- **Source extract**:
#####

Emtee needs no introduction nor does he need validation with regards to his triumph and hustle. The Ghetto Hero graced us with his presence to talk about his rise to stardom and his incredibly crafted body of work, his latest Album “Manando”.
First thing’s first since this is Kas’lam magazine, please tell us where you’re original from and how was it like growing up in your kasi? I grew up in a lot of hoods, Soweto, eMatatiele (botha Township and a village) and not forgetting the city of Joziwhere I learned to hustle for myself.
Usually when a kid is sent to move in with his grandparents it is because he is a trouble-maker, is that why you moved from Soweto to Matatiele? Nah, I think my parents really just wanted me to know where I come from and I took that opportunity with both hands because I was really interested in knowing about my roots, my culture and heritage.
Musically, when did it all start? Music has always been there in my life, my parents played a lot of music in the house and I was always that kid who knew a lot of songs, even songs I shouldn’t have known at my age I knew. When Kwaito came out I started writing my own music, people don’t know that I started out writing Kwaito music, I was about 9 at that time. I think the real indication that music was my thing was when I was in grade 1 and I entered a school talent show and surprisingly I was the youngest in the competition but my performance blew people away. It was a nice surprise for a lot of people to see me on the stage full of energy because I was that quiet kid who was never really out there. I then realised that I actually have that presence which interests people so why not carry on, and from that point on I was writing my own music and started going to local studios to record. I was about 13 years old when I recorded my first song in a professional studio. I had saved up money and I funded it myself.

#####

- **Excerpted data**:

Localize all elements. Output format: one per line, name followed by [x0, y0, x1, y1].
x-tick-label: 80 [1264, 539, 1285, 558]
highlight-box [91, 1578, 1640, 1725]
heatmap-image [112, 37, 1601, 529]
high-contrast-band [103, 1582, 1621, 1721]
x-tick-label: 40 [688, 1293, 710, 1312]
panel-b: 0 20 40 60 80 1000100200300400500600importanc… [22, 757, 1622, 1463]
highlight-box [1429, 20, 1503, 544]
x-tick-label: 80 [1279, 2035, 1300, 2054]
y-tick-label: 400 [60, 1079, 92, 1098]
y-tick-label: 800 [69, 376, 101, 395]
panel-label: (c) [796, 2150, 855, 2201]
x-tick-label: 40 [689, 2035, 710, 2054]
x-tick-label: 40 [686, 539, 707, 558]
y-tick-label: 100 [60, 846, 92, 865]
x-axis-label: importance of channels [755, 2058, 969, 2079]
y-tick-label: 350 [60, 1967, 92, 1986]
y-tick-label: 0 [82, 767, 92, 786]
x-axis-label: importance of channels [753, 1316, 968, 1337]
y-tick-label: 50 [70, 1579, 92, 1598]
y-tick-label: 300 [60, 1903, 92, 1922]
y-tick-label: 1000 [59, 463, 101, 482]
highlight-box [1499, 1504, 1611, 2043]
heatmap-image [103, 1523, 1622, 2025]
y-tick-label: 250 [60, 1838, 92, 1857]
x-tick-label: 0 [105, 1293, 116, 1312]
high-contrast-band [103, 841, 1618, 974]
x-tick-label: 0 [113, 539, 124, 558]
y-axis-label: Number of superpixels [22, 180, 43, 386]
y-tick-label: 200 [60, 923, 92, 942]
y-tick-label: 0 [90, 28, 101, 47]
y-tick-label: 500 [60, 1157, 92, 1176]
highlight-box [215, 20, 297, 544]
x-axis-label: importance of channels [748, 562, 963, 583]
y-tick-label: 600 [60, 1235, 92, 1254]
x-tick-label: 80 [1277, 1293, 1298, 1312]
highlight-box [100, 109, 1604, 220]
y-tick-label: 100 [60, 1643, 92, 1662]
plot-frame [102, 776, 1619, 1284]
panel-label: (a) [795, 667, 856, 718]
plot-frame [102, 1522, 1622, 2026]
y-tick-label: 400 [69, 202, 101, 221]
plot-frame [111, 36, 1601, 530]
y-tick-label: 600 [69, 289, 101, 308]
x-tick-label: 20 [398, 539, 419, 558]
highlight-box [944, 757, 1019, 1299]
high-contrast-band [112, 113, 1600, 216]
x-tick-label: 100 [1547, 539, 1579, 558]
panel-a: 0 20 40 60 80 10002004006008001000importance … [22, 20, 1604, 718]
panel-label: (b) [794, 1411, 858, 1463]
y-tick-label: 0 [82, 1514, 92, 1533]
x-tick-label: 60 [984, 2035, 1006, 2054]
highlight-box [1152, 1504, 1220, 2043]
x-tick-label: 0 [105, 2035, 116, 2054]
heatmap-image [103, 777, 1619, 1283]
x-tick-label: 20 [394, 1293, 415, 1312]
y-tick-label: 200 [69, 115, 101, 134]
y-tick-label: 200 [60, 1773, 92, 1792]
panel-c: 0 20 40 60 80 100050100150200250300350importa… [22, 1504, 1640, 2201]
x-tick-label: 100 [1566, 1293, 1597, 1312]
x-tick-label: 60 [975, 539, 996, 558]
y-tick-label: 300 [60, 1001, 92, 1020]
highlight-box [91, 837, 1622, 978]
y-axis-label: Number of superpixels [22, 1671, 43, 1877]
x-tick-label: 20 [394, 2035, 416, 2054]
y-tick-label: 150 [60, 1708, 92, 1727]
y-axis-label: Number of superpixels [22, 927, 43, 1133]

#####

- **Your tasks**:
1: Rewrite the Emtee interview starting with "Usually when a" and going on through "culture and heritage.", changing "grandparents" to "relatives".
2: According to the Emtee interview, how old was Emtee when he recorded his first song in a professional studio?
Work only from the Emtee interview, not the listing.

- **Solutions below**:
1:
Usually when a kid is sent to move in with his relatives it is because he is a trouble-maker, is that why you moved from Soweto to Matatiele? Nah, I think my parents really just wanted me to know where I come from and I took that opportunity with both hands because I was really interested in knowing about my roots, my culture and heritage.

2: About 13 years old.